● ВЫБРАННЫЙ ОТРЫВОК:
▬▬▬
Помню, как потом бежал в атаке по напоенной влагой пахоте, как захлебывались очередями немецкие пулеметы, как били по нам прямой наводкой орудия, как с раздирающим душу треском рвались мины. А у окраины селения мы попали под яростный налет шестиствольных минометов. Осколки безжалостно секли все, что находилось поблизости. Потом появились серые медлительные, неповоротливые танки «тигры», и пришлось схватиться с ними.

Бой за село Шаркерестеш продолжался весь день, но он показался минутой. Вечером, подписывая боевое донесение, в память острой болью врезалось число 93. Таковы были потери батальона за день.

Наутро схватки продолжались у канала Шервиз, и у города Секешфехервар, находившемся в межозерье Балатона и Веленце, и еще у десятков венгерских селений и безымянных высот.

Весь боевой путь я отмечал на своей карте, прошагав от Будапешта до Вены и дальше, до Альп. На ней сделал и последнюю отметку 9 мая в Чехословакии, у местечка Зноймо.

Вскоре пришло распоряжение: «Топографические карты собрать и уничтожить по акту». Но, каюсь, нарушил я тогда распоряжение. Не поднялась на это рука. Разгладил свою карту, подклеил порывы, аккуратно, словно пеленая, сложил и упрятал подальше.

В ту же осень мне посчастливилось приехать в родной Ростов. Здесь произошла удивительная встреча с моими одноклассниками. Парней не было, одни служили в армии, другие погибли. Жизнь всех разметала. Ко мне пришли служившие в картографическом учреждении одноклассницы.

Войсковая часть располагалась в приземистом кирпичном строении в центре города. Там вчерашние школьницы вычерчивали для действующей армии топографические карты.

— Ты где воевал? — спросила Женя Грибанова, глядя через очки. Я ответил. — Так был у Балатона? И в Вене?

— Конечно, пришлось быть! Там такое творилось! Век не забыть. Почему ты спрашиваешь?

— Да ведь я чертила карту того района! Мне запомнилось каждое селение, каждая дорога, каждая река! И Шаркерестеш, и канал Шервиз, не говоря уже о Вене.

Тогда я достал из планшета карту, развернул ее, исчерченную карандашом вдоль и поперек, потертую на сгибах, в заклейках.
▬▬▬
● ЗАДАНИЯ:
**A.** Повторите дословно часть воспоминаний о войне: начните со слов «Войсковая часть располагалась» и остановитесь после слов «армии топографические карты.».
**B.** Как пересказать воспоминания о войне в двух предложениях?
▬▬▬
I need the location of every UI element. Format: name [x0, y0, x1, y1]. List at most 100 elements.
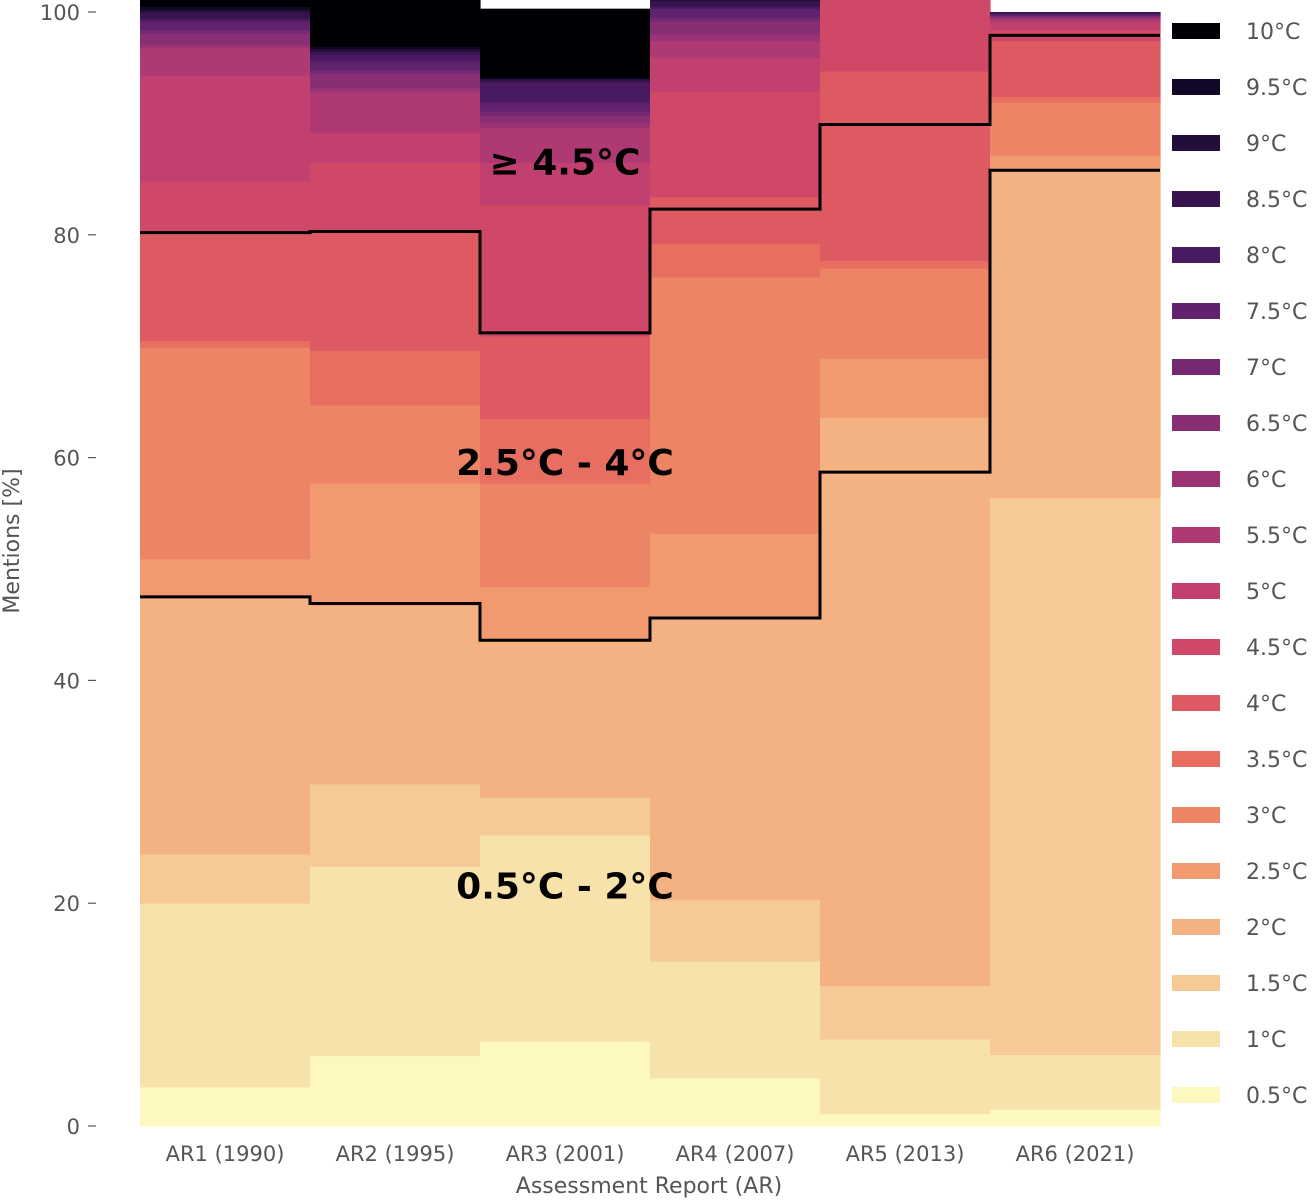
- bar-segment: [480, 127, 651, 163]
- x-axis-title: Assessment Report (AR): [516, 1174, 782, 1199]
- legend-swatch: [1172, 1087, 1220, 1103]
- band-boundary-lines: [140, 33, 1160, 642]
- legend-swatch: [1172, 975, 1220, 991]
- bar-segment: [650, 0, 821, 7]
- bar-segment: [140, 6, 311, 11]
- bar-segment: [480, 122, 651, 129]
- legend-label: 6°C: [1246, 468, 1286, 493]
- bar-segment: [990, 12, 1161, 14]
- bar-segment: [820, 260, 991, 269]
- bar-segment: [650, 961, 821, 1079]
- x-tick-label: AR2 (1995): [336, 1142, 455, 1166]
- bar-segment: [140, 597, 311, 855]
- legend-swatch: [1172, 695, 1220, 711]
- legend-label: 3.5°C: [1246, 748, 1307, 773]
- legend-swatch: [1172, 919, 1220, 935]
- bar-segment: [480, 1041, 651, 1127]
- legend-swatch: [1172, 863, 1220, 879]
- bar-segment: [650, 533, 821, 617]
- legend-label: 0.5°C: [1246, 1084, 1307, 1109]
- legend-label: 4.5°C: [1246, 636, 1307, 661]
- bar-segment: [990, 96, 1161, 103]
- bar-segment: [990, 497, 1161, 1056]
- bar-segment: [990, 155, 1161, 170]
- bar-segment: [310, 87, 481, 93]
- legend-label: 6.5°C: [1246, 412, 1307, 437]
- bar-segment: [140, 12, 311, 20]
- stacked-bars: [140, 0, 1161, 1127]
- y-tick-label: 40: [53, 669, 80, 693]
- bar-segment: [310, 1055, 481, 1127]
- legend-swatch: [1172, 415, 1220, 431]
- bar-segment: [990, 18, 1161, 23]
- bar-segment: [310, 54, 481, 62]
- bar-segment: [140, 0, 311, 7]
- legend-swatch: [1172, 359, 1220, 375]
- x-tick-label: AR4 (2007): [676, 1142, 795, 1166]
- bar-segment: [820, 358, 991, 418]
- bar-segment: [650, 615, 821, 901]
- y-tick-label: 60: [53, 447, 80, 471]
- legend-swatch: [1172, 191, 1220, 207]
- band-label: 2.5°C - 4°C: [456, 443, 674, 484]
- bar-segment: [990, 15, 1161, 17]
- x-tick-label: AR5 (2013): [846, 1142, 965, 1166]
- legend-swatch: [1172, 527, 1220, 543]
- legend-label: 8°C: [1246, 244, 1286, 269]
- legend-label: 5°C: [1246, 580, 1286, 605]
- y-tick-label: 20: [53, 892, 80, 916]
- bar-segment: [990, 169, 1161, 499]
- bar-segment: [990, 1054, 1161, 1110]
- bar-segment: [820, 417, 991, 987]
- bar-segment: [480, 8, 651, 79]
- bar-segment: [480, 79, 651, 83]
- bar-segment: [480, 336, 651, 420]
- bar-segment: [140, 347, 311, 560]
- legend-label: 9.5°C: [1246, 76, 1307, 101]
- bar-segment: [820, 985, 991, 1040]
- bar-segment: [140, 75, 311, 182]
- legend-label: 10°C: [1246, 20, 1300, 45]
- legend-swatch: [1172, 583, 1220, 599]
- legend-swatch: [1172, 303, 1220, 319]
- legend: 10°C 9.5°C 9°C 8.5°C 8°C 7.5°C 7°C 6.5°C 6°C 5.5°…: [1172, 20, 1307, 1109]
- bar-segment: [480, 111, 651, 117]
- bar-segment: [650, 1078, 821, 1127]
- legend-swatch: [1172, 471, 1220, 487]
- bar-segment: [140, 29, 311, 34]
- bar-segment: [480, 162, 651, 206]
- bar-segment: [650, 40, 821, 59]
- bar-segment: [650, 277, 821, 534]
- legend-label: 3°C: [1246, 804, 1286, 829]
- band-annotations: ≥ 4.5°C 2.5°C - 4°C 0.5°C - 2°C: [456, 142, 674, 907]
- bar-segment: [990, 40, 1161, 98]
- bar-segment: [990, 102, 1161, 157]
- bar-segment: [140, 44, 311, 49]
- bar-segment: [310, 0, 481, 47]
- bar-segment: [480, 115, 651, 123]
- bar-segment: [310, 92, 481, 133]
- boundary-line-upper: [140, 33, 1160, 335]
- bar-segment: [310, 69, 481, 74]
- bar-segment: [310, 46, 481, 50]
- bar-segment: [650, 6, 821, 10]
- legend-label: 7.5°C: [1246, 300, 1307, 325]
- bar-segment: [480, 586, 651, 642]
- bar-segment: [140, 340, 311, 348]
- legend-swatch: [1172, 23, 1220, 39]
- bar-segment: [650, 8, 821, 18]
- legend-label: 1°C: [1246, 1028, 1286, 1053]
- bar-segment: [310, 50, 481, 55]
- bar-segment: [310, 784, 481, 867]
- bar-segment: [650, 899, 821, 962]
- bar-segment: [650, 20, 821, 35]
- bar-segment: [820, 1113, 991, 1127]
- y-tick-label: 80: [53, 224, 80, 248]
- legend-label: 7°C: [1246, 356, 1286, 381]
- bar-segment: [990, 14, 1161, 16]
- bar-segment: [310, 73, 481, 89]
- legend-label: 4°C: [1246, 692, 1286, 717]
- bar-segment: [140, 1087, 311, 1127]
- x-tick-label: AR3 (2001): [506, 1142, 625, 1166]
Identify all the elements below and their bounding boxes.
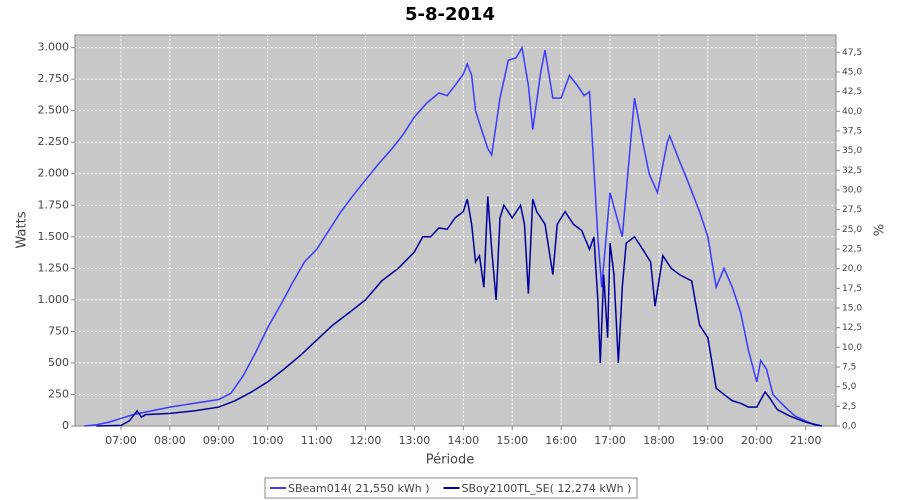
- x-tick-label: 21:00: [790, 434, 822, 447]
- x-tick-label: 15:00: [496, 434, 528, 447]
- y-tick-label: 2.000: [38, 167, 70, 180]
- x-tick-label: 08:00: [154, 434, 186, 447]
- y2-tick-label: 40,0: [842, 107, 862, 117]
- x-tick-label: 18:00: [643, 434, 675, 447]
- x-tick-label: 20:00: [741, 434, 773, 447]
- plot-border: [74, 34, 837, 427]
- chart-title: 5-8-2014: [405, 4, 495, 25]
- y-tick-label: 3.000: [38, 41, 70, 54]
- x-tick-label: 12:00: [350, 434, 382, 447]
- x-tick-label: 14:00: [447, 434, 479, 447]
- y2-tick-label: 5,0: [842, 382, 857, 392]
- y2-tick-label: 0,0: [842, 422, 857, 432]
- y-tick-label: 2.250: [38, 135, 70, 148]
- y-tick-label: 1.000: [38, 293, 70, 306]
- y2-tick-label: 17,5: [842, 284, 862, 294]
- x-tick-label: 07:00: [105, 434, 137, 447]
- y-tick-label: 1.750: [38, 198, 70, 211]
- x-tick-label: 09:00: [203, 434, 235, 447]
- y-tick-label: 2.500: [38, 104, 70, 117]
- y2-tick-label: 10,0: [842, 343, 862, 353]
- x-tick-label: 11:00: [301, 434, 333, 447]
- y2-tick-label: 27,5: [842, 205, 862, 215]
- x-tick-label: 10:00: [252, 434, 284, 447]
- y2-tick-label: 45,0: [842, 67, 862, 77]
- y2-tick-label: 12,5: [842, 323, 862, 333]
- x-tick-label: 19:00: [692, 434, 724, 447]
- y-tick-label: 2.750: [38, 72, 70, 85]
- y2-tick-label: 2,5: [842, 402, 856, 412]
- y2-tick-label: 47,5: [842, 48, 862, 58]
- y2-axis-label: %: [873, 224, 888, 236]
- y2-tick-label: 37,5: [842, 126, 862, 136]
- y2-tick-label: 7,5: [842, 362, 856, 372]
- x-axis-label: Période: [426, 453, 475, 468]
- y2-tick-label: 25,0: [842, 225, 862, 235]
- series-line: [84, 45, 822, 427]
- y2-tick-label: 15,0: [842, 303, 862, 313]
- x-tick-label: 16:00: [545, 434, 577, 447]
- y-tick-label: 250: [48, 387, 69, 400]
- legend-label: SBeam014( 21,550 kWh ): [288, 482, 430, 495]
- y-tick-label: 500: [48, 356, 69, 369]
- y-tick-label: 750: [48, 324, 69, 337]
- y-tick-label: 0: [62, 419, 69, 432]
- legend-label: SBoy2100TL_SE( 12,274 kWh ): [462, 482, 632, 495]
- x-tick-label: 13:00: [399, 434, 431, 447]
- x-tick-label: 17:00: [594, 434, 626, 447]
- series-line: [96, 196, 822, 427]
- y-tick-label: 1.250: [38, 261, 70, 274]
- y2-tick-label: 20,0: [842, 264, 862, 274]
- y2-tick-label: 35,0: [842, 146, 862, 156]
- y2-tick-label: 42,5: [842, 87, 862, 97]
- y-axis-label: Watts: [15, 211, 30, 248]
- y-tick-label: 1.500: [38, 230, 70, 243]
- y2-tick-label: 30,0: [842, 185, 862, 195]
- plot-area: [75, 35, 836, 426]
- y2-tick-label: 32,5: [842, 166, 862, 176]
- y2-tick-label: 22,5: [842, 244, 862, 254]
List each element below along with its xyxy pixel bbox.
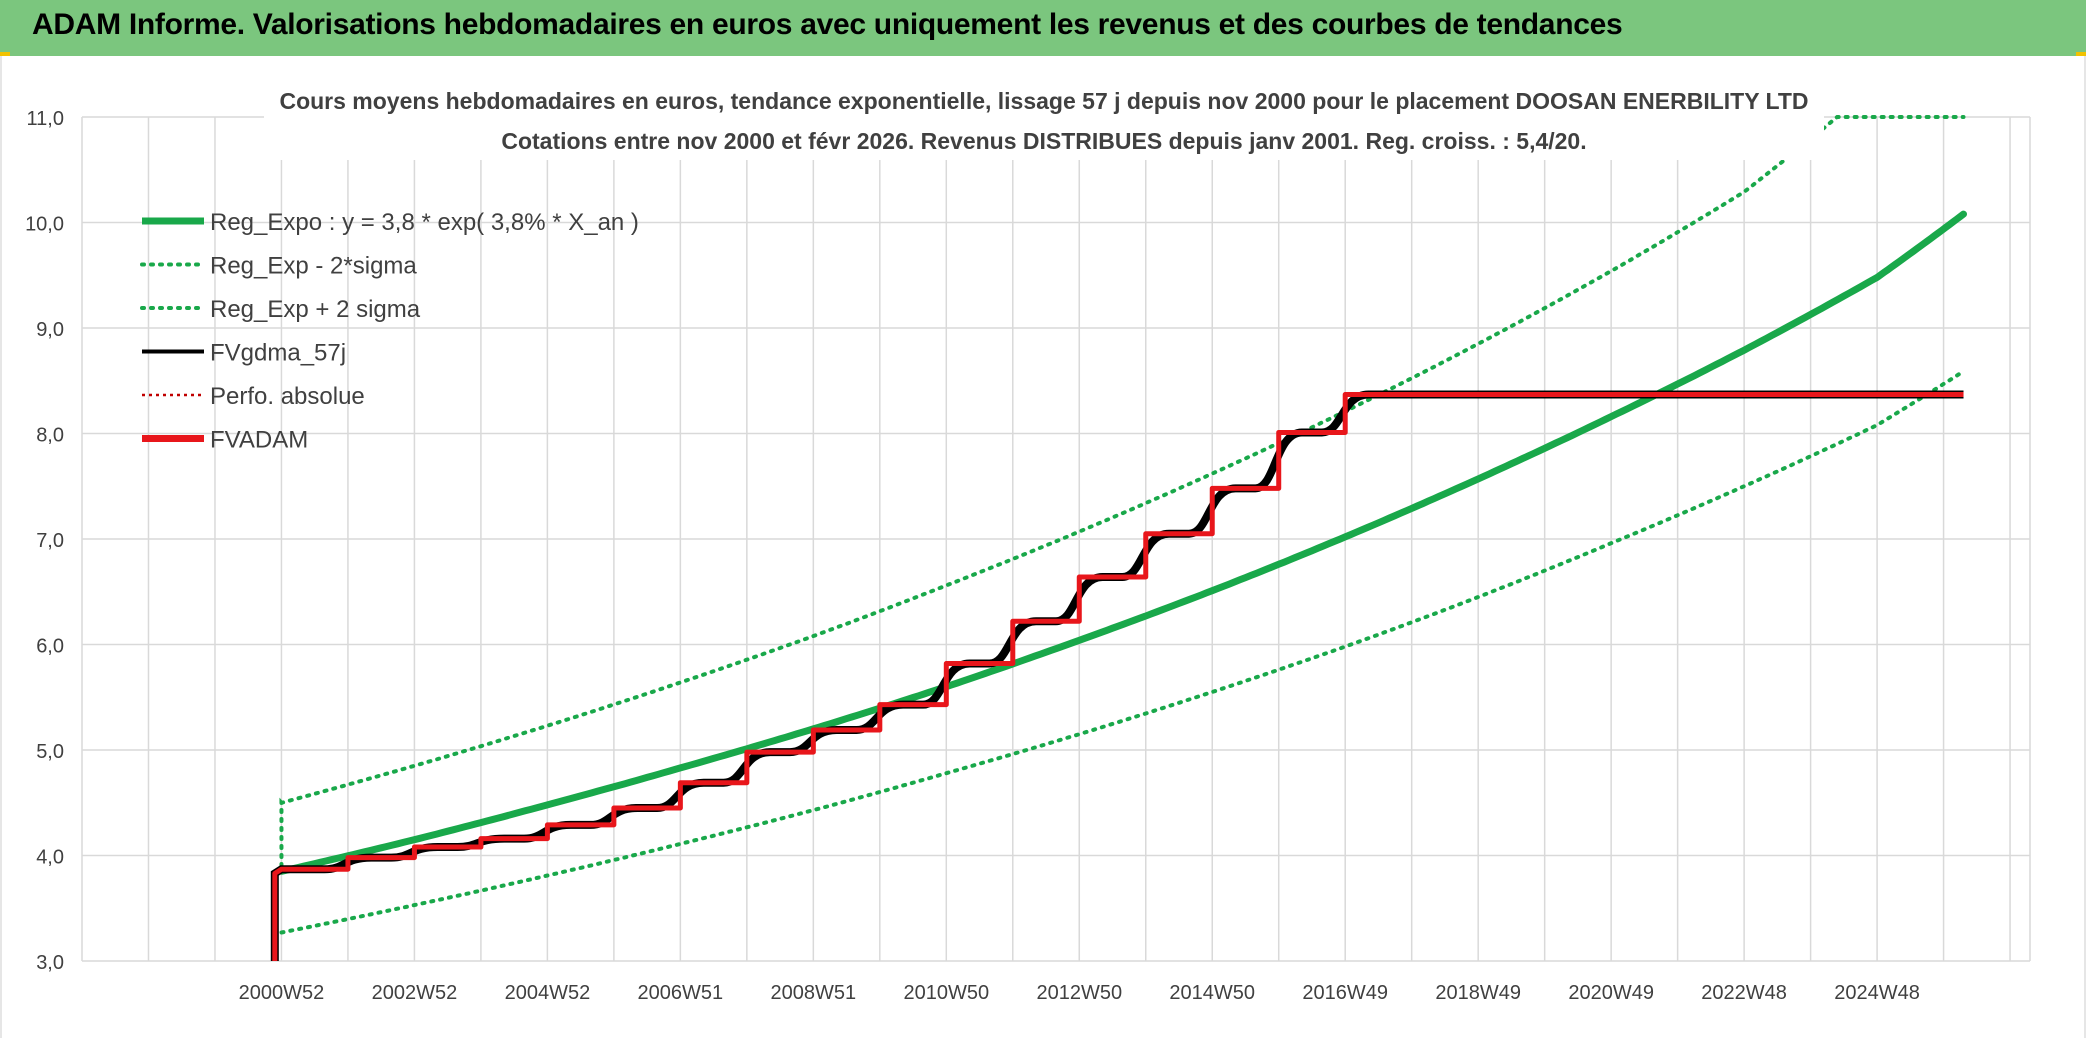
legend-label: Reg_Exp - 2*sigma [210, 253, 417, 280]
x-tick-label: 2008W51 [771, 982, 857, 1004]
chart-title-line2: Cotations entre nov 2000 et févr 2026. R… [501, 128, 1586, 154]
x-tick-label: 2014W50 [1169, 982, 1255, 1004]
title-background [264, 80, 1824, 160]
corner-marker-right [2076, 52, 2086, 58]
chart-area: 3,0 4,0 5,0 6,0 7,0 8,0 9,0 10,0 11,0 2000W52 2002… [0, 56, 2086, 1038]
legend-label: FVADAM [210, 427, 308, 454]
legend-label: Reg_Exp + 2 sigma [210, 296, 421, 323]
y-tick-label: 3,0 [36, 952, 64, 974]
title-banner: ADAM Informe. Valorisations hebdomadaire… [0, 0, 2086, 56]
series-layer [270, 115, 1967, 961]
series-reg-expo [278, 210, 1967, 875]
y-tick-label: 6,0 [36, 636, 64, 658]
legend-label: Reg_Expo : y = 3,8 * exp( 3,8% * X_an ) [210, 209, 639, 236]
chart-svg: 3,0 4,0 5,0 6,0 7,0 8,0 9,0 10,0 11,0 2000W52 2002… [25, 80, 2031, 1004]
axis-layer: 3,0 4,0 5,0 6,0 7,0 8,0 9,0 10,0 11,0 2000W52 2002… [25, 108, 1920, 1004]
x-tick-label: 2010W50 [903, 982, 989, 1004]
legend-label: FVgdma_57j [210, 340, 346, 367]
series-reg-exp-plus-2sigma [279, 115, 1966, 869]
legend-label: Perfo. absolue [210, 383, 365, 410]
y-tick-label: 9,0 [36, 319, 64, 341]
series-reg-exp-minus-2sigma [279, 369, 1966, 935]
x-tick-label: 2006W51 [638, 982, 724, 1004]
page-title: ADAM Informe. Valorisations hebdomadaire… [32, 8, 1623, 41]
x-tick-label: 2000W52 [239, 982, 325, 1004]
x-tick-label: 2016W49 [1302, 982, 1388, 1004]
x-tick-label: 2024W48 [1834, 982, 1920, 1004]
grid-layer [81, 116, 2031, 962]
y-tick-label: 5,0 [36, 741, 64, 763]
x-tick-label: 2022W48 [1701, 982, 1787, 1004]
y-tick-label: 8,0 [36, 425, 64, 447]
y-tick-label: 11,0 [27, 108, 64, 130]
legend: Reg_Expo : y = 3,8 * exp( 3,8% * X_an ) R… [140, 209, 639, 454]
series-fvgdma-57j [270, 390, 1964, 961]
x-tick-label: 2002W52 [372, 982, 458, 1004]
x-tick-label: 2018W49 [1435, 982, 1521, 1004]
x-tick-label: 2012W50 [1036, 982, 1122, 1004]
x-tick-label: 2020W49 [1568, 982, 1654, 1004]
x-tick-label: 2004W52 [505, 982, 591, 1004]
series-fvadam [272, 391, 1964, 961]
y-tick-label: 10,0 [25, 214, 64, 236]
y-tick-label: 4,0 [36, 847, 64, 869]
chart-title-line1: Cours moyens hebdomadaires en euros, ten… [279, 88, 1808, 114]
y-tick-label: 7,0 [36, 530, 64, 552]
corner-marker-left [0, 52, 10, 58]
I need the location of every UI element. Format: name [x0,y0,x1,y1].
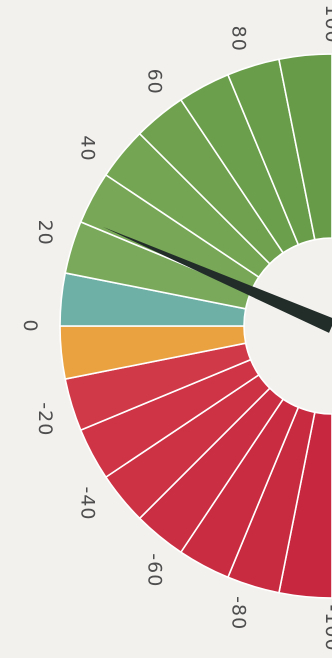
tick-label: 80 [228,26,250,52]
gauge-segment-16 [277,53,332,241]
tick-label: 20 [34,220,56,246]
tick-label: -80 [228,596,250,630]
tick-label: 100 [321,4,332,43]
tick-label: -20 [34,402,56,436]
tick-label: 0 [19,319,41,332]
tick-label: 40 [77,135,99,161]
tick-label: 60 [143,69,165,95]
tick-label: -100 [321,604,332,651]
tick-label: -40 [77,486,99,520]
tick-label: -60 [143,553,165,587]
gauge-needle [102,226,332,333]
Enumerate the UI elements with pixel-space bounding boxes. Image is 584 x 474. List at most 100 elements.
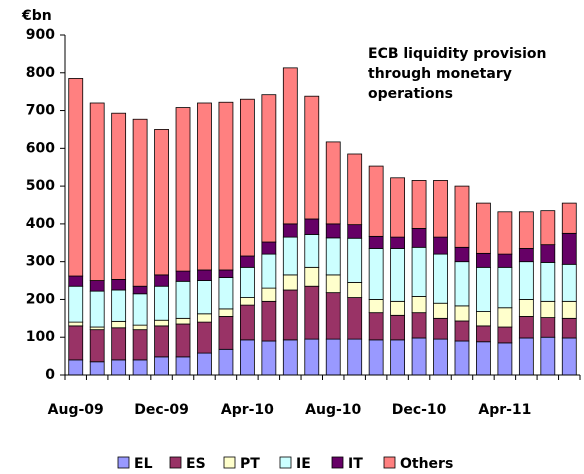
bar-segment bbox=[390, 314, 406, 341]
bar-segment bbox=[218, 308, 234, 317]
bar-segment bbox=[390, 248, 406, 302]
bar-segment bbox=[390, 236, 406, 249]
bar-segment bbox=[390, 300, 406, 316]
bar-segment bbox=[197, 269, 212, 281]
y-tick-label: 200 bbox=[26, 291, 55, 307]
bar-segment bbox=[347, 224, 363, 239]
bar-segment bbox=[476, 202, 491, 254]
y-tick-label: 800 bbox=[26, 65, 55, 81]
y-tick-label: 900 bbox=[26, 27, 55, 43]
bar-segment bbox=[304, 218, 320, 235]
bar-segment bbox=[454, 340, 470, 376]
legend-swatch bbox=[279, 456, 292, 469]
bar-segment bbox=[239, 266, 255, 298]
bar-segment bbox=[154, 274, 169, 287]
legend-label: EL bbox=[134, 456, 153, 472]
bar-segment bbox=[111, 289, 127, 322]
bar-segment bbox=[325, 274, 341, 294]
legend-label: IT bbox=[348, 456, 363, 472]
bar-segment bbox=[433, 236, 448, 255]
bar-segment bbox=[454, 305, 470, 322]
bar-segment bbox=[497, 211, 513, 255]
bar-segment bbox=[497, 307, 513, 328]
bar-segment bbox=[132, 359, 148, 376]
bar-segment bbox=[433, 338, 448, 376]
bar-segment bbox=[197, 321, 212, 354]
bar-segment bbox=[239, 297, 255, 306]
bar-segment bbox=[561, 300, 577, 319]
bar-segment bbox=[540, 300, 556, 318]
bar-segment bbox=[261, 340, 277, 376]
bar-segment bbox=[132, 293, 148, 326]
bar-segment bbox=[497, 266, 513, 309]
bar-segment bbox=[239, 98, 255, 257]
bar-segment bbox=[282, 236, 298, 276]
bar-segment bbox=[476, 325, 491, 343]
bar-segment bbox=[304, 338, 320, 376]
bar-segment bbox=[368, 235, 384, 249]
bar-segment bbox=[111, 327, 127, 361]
▬▬▬
● ОТВЕТЫ К ЗАДАНИЯМ:
**A.**
Войсковая часть располагалась в приземистом кирпичном строении в центре города. Там вчерашние школьницы вычерчивали для действующей армии топографические карты.

**B.** После боя за село Шаркерестеш, в котором батальон потерял за день 93 человека, рассказчик прошел с боями от Будапешта до Вены и дальше, до Альп, отмечая путь на своей карте, и вопреки распоряжению уничтожить топографические карты сохранил ее. Осенью в родном Ростове к нему пришли одноклассницы, чертившие карты для действующей армии, и Женя Грибанова рассказала, что чертила карту того самого района, после чего он достал из планшета свою карту.